- _SHORT EXERCISE_
Look in the data below for the line that contains "What's the underlying". Copy that line and the remaining lines exactly.

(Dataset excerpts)
START
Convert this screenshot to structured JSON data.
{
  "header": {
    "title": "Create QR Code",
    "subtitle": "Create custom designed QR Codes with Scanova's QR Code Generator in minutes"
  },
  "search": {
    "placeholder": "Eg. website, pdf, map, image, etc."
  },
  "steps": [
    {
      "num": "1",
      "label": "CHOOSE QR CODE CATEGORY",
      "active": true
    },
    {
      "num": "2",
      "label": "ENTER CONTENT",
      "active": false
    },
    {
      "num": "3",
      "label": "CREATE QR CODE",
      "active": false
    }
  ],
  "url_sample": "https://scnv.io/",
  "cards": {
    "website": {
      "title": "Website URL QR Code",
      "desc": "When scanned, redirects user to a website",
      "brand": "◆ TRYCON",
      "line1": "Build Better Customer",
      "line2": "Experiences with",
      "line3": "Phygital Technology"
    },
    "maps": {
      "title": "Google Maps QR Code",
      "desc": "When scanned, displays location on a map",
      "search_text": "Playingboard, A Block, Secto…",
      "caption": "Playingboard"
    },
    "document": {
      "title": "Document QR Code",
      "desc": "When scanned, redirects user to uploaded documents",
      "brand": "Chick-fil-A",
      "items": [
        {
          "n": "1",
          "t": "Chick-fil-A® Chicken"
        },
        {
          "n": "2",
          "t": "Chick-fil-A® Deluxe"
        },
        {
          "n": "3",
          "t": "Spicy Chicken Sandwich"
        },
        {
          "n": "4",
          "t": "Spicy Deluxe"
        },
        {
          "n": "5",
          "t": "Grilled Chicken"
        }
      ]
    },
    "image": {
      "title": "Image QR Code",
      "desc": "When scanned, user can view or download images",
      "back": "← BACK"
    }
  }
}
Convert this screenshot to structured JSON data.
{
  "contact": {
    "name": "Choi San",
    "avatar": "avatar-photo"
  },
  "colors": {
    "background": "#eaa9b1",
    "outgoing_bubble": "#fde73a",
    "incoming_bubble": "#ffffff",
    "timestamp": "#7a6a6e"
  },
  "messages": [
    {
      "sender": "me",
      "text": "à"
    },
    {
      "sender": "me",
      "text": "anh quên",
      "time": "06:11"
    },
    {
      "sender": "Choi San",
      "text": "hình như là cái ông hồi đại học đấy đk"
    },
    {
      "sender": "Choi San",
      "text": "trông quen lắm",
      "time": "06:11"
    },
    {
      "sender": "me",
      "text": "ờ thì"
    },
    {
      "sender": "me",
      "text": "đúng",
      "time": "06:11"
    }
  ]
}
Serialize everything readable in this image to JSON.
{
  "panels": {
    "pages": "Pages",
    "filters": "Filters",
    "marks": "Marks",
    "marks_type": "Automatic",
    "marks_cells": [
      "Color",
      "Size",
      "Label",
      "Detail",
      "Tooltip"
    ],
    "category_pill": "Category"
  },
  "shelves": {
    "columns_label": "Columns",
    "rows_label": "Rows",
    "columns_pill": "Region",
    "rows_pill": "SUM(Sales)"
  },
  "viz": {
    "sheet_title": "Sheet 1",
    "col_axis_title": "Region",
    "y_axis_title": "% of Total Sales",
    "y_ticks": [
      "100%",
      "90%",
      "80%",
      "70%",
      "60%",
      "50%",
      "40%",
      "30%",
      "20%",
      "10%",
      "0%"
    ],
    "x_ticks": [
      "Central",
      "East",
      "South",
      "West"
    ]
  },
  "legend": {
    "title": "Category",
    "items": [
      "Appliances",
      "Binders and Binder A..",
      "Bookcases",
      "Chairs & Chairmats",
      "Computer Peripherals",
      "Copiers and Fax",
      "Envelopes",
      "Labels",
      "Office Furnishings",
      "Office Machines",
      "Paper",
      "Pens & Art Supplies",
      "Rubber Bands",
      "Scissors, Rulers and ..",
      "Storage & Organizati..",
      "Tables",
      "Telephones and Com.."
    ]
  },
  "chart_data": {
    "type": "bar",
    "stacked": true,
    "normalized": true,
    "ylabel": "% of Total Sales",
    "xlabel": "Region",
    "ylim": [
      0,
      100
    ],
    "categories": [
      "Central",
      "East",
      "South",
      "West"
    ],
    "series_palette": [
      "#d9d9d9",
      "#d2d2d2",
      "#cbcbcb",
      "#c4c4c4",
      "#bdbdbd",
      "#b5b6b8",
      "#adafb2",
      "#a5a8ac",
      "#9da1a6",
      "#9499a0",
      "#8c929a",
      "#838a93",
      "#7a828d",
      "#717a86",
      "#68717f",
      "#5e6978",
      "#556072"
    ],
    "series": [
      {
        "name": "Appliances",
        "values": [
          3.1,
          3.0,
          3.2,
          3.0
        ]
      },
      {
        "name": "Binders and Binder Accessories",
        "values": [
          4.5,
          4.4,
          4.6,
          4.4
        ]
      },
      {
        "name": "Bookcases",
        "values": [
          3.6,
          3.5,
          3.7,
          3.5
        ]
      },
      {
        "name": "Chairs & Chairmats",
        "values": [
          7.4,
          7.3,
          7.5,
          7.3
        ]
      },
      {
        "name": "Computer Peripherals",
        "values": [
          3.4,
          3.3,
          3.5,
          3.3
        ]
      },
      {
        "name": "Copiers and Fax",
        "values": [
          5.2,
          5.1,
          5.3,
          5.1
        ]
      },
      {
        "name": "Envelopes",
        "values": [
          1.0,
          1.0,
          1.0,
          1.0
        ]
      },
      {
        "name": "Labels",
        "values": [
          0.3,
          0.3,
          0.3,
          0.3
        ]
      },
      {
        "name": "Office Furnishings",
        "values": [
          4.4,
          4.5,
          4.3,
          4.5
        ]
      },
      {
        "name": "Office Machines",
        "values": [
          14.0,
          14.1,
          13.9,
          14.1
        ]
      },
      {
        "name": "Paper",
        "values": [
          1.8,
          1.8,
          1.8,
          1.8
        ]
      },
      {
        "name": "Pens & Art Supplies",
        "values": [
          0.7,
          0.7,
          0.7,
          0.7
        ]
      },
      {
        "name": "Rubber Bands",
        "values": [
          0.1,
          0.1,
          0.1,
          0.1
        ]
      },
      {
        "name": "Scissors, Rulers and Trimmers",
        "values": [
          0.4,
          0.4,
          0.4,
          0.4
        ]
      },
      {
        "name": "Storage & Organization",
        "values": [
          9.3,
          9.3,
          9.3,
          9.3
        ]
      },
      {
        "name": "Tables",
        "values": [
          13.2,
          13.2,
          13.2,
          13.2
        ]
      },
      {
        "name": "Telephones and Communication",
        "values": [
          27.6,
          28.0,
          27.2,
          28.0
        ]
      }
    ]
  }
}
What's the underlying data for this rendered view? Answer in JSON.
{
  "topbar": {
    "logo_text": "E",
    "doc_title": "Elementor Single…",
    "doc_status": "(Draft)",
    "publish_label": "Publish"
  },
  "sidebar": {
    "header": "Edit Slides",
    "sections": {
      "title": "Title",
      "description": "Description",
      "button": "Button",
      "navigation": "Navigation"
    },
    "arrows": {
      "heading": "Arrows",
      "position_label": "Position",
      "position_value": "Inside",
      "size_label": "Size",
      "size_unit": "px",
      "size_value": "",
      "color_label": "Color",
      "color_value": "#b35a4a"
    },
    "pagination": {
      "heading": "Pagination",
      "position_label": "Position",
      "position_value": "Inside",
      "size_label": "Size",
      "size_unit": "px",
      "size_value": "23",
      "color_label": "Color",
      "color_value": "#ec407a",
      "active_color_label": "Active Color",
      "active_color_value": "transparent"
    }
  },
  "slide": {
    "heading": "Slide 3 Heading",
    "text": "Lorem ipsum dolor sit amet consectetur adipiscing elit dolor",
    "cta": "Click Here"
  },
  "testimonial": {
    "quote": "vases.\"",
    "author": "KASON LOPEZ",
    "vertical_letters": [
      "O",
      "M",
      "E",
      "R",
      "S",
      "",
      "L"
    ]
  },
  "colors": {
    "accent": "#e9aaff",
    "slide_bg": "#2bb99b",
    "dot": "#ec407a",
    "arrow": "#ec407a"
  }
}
END
- _REPLY TO THE EXERCISE_
What's the underlying data for this rendered view? Answer in JSON.
{
  "topbar": {
    "logo_text": "E",
    "doc_title": "Elementor Single…",
    "doc_status": "(Draft)",
    "publish_label": "Publish"
  },
  "sidebar": {
    "header": "Edit Slides",
    "sections": {
      "title": "Title",
      "description": "Description",
      "button": "Button",
      "navigation": "Navigation"
    },
    "arrows": {
      "heading": "Arrows",
      "position_label": "Position",
      "position_value": "Inside",
      "size_label": "Size",
      "size_unit": "px",
      "size_value": "",
      "color_label": "Color",
      "color_value": "#b35a4a"
    },
    "pagination": {
      "heading": "Pagination",
      "position_label": "Position",
      "position_value": "Inside",
      "size_label": "Size",
      "size_unit": "px",
      "size_value": "23",
      "color_label": "Color",
      "color_value": "#ec407a",
      "active_color_label": "Active Color",
      "active_color_value": "transparent"
    }
  },
  "slide": {
    "heading": "Slide 3 Heading",
    "text": "Lorem ipsum dolor sit amet consectetur adipiscing elit dolor",
    "cta": "Click Here"
  },
  "testimonial": {
    "quote": "vases.\"",
    "author": "KASON LOPEZ",
    "vertical_letters": [
      "O",
      "M",
      "E",
      "R",
      "S",
      "",
      "L"
    ]
  },
  "colors": {
    "accent": "#e9aaff",
    "slide_bg": "#2bb99b",
    "dot": "#ec407a",
    "arrow": "#ec407a"
  }
}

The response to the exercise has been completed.